Exercise –
Find the line that contains "Extract the structured"; then retype it and each line after it, exactly, through the final line of the data below.

(Raw records)
——

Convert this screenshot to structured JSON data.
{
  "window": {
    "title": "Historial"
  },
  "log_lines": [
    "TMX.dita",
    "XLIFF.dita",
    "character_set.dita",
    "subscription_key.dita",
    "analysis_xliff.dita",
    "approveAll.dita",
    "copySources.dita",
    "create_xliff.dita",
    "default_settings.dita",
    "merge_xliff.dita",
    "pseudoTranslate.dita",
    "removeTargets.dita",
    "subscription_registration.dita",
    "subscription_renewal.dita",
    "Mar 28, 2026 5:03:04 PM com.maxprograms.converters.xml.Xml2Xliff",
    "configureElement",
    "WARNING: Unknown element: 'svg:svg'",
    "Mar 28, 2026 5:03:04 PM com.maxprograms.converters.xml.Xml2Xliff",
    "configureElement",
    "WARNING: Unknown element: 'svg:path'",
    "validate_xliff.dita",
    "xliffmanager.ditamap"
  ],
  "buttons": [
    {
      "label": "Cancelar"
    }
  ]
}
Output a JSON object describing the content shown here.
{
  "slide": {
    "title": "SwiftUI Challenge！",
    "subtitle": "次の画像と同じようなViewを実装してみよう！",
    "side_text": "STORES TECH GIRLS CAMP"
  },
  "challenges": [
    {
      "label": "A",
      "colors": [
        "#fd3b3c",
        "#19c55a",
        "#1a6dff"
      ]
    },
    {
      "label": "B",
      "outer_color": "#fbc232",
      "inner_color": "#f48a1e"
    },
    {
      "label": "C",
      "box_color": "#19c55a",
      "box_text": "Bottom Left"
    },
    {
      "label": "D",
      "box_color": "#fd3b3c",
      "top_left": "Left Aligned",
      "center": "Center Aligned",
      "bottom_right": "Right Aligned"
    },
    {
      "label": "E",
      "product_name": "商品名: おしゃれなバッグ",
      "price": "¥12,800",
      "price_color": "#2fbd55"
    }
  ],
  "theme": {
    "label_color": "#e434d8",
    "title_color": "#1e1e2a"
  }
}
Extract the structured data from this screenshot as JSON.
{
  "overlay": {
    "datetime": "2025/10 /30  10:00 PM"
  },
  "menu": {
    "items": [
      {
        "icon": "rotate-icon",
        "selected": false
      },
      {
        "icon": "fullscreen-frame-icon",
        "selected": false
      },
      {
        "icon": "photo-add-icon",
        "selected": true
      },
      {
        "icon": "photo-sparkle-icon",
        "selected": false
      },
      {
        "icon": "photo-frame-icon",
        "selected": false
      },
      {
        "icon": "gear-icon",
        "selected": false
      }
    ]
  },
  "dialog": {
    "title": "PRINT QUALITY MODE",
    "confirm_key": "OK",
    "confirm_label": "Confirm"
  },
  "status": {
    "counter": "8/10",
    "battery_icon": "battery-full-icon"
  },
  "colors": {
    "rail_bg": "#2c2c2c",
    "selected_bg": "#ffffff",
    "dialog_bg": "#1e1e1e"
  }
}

——

Response to the task –
Extract the structured data from this screenshot as JSON.
{
  "overlay": {
    "datetime": "2025/10 /30  10:00 PM"
  },
  "menu": {
    "items": [
      {
        "icon": "rotate-icon",
        "selected": false
      },
      {
        "icon": "fullscreen-frame-icon",
        "selected": false
      },
      {
        "icon": "photo-add-icon",
        "selected": true
      },
      {
        "icon": "photo-sparkle-icon",
        "selected": false
      },
      {
        "icon": "photo-frame-icon",
        "selected": false
      },
      {
        "icon": "gear-icon",
        "selected": false
      }
    ]
  },
  "dialog": {
    "title": "PRINT QUALITY MODE",
    "confirm_key": "OK",
    "confirm_label": "Confirm"
  },
  "status": {
    "counter": "8/10",
    "battery_icon": "battery-full-icon"
  },
  "colors": {
    "rail_bg": "#2c2c2c",
    "selected_bg": "#ffffff",
    "dialog_bg": "#1e1e1e"
  }
}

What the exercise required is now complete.